EXCERTO DA PÁGINA
────────

Mensagem de Reflexão para Setembro

  

Os sentimentos e costumes que são a base da felicidade pública
formam-se no lar doméstico.

 

 

 

Foto do Mosteiro Cisterciense de Alcobaça - FRP

 

Viagens Culturais e Filosóficas – 2018

Visita à Abadia Cisterciense de Alcobaça

 

No ano corrente vamos dar continuidade ao programa de redescoberta da “Geografia Mítica de Portugal”, como foi designada nos “Cadernos da Tradição”, prosseguindo o “circuito templário de descoberta do papel desempenhado pelos cavaleiros de Cristo na sacralização do mundo com base nos preceitos geomânticos tradicionais legados ao Ocidente pela antiguidade greco-latina, originando o território de uma autêntica geografia sagrada”.

Iremos visitar o Mosteiro de Alcobaça, cuja “carta de couto” foi emitida em 8 de Abril de 1153, tendo as obras começado “na era de César de 1216, a 6 dos idos de Maio”, isto é a 10 de Maio do ano de 1178.

A abadia sofreu várias alterações no período de D. Manuel (século XVI) e só mais tarde, nos séculos XVII e XVIII o exterior fica enquadrado por duas alas: à direita, a Portaria e a Hospedaria Real e, à esquerda, as dependências do antigo Colégio de Nossa Senhora da Conceição, construído no local onde se encontravam as instalações dos abades perpétuos.

A Ordem de Cister esteve na origem de algumas ordens militares medievais, entre elas a Ordem do Templo que não tinha nada que ver com uma Ordem religiosa normal. De facto, a Ordem do Templo enceta uma forma renovada de espiritualidade. Todavia, ambas as Ordens tiveram importante papel na História de Portugal.

Não há dúvida que S. Bernardo, o paladino da Ordem de Cister, tem um vínculo muito forte com a Ordem do Templo. Apesar de não ter sido ele o redactor da Regra Primitiva da Ordem do Templo, a sua intervenção junto do papa Honório II e do Patriarca de Jerusalém, Estêvão, foi decisiva.

────────

LISTAGEM DE DADOS
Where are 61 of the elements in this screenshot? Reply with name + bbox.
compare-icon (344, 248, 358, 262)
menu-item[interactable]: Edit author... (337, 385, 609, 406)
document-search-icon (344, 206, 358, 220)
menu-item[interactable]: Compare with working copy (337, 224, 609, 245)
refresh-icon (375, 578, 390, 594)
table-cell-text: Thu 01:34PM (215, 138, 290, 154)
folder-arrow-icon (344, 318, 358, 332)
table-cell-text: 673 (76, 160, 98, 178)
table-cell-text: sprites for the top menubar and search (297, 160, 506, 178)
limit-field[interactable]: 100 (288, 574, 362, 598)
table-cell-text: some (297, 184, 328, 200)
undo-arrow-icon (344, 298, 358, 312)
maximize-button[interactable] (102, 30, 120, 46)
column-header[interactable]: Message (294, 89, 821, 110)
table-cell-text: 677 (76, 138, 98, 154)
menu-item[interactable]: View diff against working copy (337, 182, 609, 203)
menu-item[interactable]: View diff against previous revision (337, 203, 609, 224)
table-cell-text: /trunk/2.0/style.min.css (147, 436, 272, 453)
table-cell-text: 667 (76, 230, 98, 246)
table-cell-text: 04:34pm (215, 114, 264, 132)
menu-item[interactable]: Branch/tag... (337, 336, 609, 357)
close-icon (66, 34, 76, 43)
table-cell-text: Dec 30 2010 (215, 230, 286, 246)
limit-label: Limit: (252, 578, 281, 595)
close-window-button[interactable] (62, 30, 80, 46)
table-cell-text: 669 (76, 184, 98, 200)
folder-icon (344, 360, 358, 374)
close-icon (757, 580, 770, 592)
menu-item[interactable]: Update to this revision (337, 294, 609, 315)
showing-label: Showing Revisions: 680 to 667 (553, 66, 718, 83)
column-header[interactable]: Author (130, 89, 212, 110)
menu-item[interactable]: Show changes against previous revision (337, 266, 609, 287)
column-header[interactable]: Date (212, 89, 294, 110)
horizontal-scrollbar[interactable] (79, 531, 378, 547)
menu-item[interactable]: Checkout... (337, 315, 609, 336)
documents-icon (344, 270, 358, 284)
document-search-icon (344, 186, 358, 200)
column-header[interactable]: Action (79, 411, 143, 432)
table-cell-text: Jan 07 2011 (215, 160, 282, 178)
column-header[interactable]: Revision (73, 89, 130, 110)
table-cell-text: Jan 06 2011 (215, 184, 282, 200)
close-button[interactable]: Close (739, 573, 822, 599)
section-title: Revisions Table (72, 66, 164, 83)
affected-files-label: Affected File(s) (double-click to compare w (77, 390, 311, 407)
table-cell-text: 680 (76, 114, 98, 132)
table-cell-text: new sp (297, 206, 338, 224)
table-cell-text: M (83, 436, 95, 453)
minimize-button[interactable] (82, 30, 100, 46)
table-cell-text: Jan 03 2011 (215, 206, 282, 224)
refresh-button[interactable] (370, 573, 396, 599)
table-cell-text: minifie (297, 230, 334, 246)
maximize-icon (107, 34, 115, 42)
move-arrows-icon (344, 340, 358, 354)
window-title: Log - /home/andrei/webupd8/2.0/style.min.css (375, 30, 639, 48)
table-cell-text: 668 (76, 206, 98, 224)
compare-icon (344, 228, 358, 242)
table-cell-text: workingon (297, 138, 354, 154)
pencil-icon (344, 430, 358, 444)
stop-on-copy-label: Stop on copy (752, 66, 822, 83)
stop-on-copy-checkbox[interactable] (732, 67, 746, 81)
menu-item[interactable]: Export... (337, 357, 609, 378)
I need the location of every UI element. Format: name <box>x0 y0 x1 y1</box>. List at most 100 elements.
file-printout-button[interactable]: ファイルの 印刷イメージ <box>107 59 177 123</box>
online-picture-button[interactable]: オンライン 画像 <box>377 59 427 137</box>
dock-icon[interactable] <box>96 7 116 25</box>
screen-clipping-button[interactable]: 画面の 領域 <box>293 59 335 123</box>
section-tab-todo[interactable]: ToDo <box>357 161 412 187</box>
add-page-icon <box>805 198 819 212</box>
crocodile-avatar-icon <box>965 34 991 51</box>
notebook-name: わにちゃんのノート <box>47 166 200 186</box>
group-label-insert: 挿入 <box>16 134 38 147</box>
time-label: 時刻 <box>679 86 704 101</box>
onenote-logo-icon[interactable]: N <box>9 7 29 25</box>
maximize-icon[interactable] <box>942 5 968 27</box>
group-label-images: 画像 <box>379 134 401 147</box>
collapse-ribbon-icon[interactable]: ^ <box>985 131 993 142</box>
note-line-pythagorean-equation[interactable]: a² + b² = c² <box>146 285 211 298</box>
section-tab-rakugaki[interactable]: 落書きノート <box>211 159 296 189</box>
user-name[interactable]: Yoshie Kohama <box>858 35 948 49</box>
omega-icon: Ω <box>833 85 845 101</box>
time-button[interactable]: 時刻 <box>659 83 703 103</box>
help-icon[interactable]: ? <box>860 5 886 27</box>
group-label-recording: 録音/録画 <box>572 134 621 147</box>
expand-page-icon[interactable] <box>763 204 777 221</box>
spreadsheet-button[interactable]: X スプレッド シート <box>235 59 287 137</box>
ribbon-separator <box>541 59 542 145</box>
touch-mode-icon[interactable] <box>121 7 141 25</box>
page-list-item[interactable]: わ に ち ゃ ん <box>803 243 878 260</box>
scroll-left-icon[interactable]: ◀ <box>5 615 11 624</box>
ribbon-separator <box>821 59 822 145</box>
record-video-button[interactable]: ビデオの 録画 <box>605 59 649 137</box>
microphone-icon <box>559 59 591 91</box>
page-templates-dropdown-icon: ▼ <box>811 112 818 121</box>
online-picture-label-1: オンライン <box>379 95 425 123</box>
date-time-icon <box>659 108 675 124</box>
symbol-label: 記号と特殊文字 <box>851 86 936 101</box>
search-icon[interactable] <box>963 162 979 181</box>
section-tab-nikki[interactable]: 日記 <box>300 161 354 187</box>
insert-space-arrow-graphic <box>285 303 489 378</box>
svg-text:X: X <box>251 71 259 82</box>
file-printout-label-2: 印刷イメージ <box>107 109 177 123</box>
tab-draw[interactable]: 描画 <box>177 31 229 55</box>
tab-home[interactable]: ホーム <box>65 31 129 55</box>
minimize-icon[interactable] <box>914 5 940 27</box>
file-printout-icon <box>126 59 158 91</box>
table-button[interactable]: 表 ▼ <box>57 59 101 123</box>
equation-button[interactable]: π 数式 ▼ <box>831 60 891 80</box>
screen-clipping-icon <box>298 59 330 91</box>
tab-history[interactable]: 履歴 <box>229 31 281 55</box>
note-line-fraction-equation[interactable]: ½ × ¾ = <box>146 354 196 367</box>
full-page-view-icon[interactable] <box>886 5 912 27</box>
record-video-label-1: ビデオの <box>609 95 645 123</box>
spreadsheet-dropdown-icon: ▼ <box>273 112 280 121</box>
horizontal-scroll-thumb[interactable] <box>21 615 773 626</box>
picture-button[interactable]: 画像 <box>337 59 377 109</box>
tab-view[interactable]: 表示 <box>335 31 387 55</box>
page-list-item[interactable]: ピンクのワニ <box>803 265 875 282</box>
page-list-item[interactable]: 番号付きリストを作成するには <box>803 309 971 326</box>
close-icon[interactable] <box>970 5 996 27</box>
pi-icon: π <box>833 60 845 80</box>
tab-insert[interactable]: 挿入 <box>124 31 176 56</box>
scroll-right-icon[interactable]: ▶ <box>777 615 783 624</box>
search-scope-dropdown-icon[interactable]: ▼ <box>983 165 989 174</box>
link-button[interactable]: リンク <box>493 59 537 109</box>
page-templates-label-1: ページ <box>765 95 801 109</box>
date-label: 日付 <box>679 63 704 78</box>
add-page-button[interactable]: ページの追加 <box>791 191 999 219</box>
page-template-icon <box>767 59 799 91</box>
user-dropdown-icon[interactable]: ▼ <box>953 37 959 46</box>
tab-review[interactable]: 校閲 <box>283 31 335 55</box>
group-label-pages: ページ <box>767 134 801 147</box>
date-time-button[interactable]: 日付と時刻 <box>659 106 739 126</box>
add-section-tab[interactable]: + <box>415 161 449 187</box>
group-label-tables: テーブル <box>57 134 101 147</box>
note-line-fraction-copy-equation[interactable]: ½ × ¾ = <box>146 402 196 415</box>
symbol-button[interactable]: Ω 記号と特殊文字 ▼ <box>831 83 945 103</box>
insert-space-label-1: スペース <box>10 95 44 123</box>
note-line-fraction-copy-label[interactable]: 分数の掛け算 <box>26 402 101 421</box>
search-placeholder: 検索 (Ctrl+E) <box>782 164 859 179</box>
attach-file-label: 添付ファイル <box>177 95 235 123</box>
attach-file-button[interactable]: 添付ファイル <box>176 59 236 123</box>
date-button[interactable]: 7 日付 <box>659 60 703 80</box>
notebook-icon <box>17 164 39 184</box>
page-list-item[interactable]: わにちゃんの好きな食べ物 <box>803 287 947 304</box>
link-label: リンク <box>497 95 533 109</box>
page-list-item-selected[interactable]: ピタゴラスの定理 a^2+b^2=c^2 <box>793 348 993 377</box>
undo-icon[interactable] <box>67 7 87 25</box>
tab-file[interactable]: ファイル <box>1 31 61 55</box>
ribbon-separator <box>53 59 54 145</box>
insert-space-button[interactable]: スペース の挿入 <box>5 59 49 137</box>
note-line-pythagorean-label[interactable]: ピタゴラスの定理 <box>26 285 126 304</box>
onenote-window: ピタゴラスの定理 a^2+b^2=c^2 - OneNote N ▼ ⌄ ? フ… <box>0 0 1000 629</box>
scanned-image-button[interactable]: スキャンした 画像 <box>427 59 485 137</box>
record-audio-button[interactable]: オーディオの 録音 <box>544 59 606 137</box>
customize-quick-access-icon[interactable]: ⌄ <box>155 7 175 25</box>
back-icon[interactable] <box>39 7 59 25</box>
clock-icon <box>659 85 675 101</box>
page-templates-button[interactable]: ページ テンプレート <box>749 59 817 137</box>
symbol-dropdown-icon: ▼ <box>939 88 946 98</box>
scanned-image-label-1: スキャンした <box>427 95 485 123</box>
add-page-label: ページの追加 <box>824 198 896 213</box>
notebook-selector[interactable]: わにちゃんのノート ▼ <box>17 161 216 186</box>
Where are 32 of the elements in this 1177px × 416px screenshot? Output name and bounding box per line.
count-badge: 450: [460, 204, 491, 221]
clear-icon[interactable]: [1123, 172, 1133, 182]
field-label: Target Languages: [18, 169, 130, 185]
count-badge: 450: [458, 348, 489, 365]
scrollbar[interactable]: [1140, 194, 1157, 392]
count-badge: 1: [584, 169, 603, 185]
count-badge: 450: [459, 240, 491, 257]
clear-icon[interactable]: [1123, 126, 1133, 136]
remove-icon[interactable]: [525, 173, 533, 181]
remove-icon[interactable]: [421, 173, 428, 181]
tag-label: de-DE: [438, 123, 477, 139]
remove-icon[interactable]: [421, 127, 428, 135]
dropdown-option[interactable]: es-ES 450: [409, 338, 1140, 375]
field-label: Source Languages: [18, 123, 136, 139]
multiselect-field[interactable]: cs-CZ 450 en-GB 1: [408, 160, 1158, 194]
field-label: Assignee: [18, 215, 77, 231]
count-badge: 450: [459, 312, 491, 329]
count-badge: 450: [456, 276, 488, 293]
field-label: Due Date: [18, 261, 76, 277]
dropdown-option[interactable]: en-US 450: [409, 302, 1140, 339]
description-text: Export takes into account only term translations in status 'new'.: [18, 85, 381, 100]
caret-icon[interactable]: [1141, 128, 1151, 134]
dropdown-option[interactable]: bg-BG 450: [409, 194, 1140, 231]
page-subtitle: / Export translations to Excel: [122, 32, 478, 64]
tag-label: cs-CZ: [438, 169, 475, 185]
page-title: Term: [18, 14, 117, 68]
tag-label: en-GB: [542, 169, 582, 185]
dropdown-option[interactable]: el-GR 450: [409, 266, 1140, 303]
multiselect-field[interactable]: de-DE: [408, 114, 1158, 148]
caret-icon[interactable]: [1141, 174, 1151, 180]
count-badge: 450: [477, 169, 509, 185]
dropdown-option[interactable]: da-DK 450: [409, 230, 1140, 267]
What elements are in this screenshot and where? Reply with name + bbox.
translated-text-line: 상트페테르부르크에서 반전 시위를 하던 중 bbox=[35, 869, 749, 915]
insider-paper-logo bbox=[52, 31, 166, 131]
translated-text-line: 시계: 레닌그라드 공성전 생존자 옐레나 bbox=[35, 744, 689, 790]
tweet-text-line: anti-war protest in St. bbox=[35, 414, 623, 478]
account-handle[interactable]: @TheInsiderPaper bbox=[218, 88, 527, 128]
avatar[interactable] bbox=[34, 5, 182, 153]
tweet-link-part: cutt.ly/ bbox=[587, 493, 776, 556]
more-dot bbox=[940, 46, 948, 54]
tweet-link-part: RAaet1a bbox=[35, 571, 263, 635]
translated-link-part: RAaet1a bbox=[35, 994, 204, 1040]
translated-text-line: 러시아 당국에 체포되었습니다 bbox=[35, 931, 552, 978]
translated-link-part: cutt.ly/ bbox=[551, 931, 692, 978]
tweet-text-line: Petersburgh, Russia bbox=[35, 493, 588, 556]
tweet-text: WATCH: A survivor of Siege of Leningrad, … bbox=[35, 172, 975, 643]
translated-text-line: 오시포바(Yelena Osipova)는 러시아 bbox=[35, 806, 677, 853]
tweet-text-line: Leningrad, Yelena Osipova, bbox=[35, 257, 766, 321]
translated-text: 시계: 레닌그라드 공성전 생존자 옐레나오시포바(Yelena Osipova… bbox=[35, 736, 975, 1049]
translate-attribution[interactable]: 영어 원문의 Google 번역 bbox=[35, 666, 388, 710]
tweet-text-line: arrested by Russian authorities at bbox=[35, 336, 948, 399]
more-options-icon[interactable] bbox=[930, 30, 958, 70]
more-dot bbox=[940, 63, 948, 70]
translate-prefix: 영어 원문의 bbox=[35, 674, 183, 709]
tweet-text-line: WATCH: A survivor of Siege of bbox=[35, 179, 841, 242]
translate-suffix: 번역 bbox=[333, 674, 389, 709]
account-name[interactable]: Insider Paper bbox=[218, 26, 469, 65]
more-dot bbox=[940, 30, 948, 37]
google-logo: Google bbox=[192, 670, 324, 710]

────────

AÇÕES A REALIZAR
- a) Indique todos os séculos referidos no excerto sobre o Mosteiro de Alcobaça.
- b) Reproduza o trecho do excerto sobre o Mosteiro de Alcobaça que começa em "Não há dúvida" e prossegue até "Estêvão, foi decisiva.".
As linhas são material à parte, independente do excerto.

RESULTADOS DAS TAREFAS
- a) Século XVI, século XVII e século XVIII.

- b)
Não há dúvida que S. Bernardo, o paladino da Ordem de Cister, tem um vínculo muito forte com a Ordem do Templo. Apesar de não ter sido ele o redactor da Regra Primitiva da Ordem do Templo, a sua intervenção junto do papa Honório II e do Patriarca de Jerusalém, Estêvão, foi decisiva.